▸ Task objective: Repeat every record exactly, but keep images out of the copy.

▸ Material provided:
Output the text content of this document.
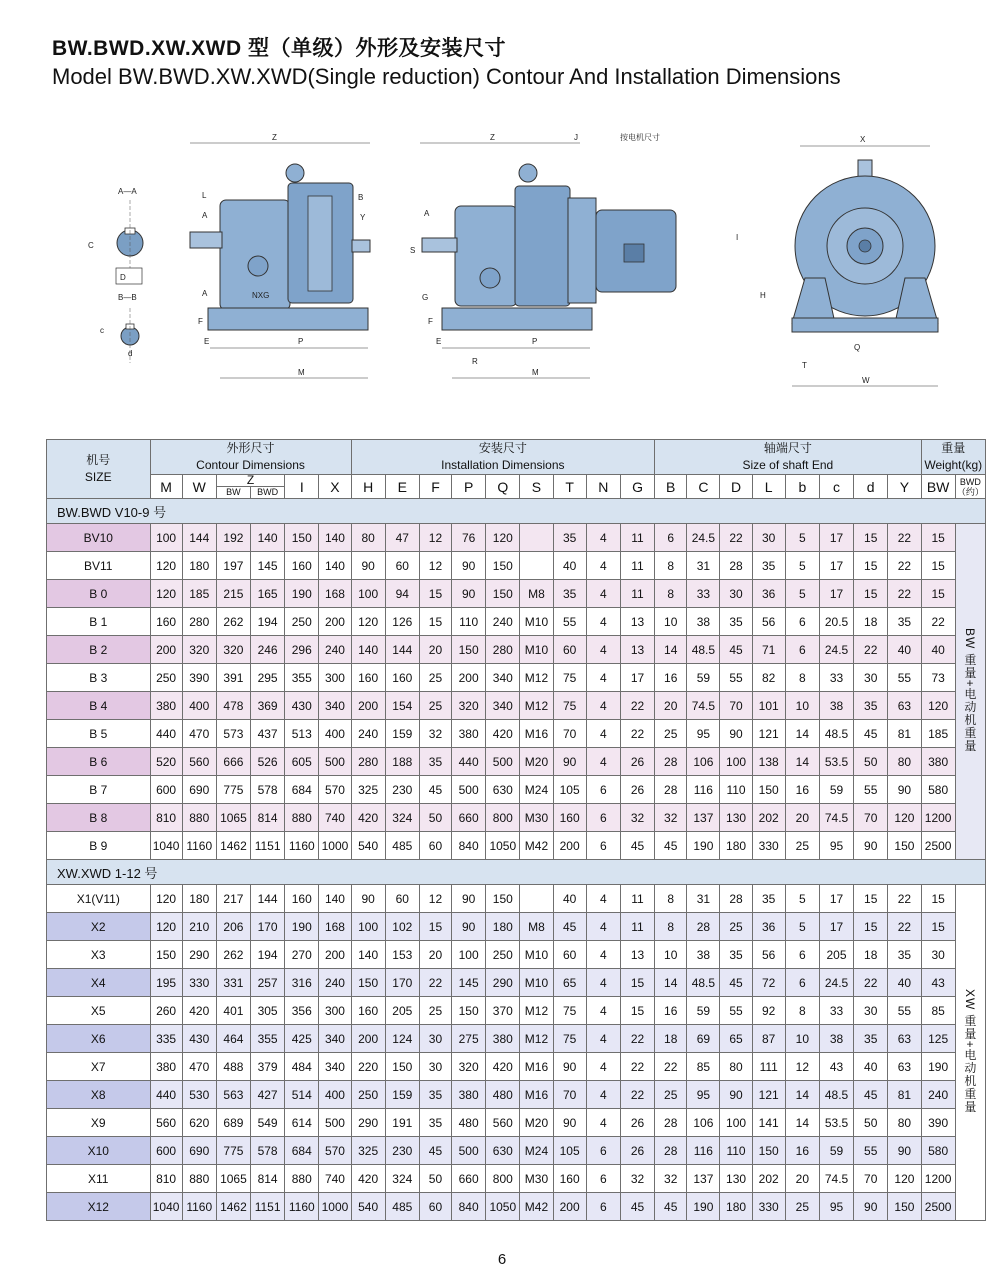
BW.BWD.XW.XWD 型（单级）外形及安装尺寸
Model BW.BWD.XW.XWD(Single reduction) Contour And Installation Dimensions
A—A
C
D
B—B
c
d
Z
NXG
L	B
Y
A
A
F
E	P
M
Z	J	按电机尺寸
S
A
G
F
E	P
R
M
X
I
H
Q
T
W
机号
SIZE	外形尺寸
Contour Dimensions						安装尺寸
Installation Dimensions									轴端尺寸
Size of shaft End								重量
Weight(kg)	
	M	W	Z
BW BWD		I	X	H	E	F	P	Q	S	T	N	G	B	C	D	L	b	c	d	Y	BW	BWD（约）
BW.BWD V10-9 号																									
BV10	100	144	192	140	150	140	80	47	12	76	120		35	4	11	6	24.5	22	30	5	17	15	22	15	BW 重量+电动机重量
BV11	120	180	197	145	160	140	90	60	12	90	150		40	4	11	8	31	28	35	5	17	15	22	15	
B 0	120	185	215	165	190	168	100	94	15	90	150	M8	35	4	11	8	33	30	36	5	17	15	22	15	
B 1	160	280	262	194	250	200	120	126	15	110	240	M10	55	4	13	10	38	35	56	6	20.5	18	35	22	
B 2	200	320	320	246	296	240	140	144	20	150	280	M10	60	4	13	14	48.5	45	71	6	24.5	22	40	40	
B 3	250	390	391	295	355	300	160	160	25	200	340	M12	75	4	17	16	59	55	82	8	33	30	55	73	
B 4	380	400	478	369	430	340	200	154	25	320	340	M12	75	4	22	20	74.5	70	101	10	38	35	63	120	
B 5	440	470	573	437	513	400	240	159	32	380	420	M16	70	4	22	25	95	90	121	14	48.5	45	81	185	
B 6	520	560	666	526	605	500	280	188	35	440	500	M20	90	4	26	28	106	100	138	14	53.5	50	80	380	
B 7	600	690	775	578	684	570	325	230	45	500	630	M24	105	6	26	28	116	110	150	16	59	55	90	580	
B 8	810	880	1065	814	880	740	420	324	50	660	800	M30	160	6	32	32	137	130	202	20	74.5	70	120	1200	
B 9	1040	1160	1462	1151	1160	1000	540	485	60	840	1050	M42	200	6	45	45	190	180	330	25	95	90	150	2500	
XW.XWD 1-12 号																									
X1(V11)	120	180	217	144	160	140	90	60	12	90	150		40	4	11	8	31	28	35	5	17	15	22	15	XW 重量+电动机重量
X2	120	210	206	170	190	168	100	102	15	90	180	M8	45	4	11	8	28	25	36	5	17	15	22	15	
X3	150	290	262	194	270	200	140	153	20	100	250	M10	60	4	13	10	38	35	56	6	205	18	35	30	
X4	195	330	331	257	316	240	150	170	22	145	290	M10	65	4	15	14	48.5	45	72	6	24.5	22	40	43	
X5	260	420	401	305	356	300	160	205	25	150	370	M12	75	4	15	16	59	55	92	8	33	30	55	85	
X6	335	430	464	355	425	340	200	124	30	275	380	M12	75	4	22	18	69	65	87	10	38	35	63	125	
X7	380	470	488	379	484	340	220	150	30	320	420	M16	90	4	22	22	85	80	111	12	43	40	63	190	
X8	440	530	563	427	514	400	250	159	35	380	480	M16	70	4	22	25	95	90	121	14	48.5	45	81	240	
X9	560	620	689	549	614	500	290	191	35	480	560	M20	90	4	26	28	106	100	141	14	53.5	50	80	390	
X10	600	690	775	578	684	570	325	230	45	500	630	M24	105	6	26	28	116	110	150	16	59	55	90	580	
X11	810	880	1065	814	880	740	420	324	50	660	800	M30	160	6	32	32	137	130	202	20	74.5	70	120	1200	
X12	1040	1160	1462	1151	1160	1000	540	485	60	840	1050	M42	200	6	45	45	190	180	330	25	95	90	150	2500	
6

▸ Response:
Output the text content of this document.
BW.BWD.XW.XWD 型（单级）外形及安装尺寸
Model BW.BWD.XW.XWD(Single reduction) Contour And Installation Dimensions
A—A
C
D
B—B
c
d
Z
NXG
L	B
Y
A
A
F
E	P
M
Z	J	按电机尺寸
S
A
G
F
E	P
R
M
X
I
H
Q
T
W
机号
SIZE	外形尺寸
Contour Dimensions						安装尺寸
Installation Dimensions									轴端尺寸
Size of shaft End								重量
Weight(kg)	
	M	W	Z
BW BWD		I	X	H	E	F	P	Q	S	T	N	G	B	C	D	L	b	c	d	Y	BW	BWD（约）
BW.BWD V10-9 号																									
BV10	100	144	192	140	150	140	80	47	12	76	120		35	4	11	6	24.5	22	30	5	17	15	22	15	BW 重量+电动机重量
BV11	120	180	197	145	160	140	90	60	12	90	150		40	4	11	8	31	28	35	5	17	15	22	15	
B 0	120	185	215	165	190	168	100	94	15	90	150	M8	35	4	11	8	33	30	36	5	17	15	22	15	
B 1	160	280	262	194	250	200	120	126	15	110	240	M10	55	4	13	10	38	35	56	6	20.5	18	35	22	
B 2	200	320	320	246	296	240	140	144	20	150	280	M10	60	4	13	14	48.5	45	71	6	24.5	22	40	40	
B 3	250	390	391	295	355	300	160	160	25	200	340	M12	75	4	17	16	59	55	82	8	33	30	55	73	
B 4	380	400	478	369	430	340	200	154	25	320	340	M12	75	4	22	20	74.5	70	101	10	38	35	63	120	
B 5	440	470	573	437	513	400	240	159	32	380	420	M16	70	4	22	25	95	90	121	14	48.5	45	81	185	
B 6	520	560	666	526	605	500	280	188	35	440	500	M20	90	4	26	28	106	100	138	14	53.5	50	80	380	
B 7	600	690	775	578	684	570	325	230	45	500	630	M24	105	6	26	28	116	110	150	16	59	55	90	580	
B 8	810	880	1065	814	880	740	420	324	50	660	800	M30	160	6	32	32	137	130	202	20	74.5	70	120	1200	
B 9	1040	1160	1462	1151	1160	1000	540	485	60	840	1050	M42	200	6	45	45	190	180	330	25	95	90	150	2500	
XW.XWD 1-12 号																									
X1(V11)	120	180	217	144	160	140	90	60	12	90	150		40	4	11	8	31	28	35	5	17	15	22	15	XW 重量+电动机重量
X2	120	210	206	170	190	168	100	102	15	90	180	M8	45	4	11	8	28	25	36	5	17	15	22	15	
X3	150	290	262	194	270	200	140	153	20	100	250	M10	60	4	13	10	38	35	56	6	205	18	35	30	
X4	195	330	331	257	316	240	150	170	22	145	290	M10	65	4	15	14	48.5	45	72	6	24.5	22	40	43	
X5	260	420	401	305	356	300	160	205	25	150	370	M12	75	4	15	16	59	55	92	8	33	30	55	85	
X6	335	430	464	355	425	340	200	124	30	275	380	M12	75	4	22	18	69	65	87	10	38	35	63	125	
X7	380	470	488	379	484	340	220	150	30	320	420	M16	90	4	22	22	85	80	111	12	43	40	63	190	
X8	440	530	563	427	514	400	250	159	35	380	480	M16	70	4	22	25	95	90	121	14	48.5	45	81	240	
X9	560	620	689	549	614	500	290	191	35	480	560	M20	90	4	26	28	106	100	141	14	53.5	50	80	390	
X10	600	690	775	578	684	570	325	230	45	500	630	M24	105	6	26	28	116	110	150	16	59	55	90	580	
X11	810	880	1065	814	880	740	420	324	50	660	800	M30	160	6	32	32	137	130	202	20	74.5	70	120	1200	
X12	1040	1160	1462	1151	1160	1000	540	485	60	840	1050	M42	200	6	45	45	190	180	330	25	95	90	150	2500	
6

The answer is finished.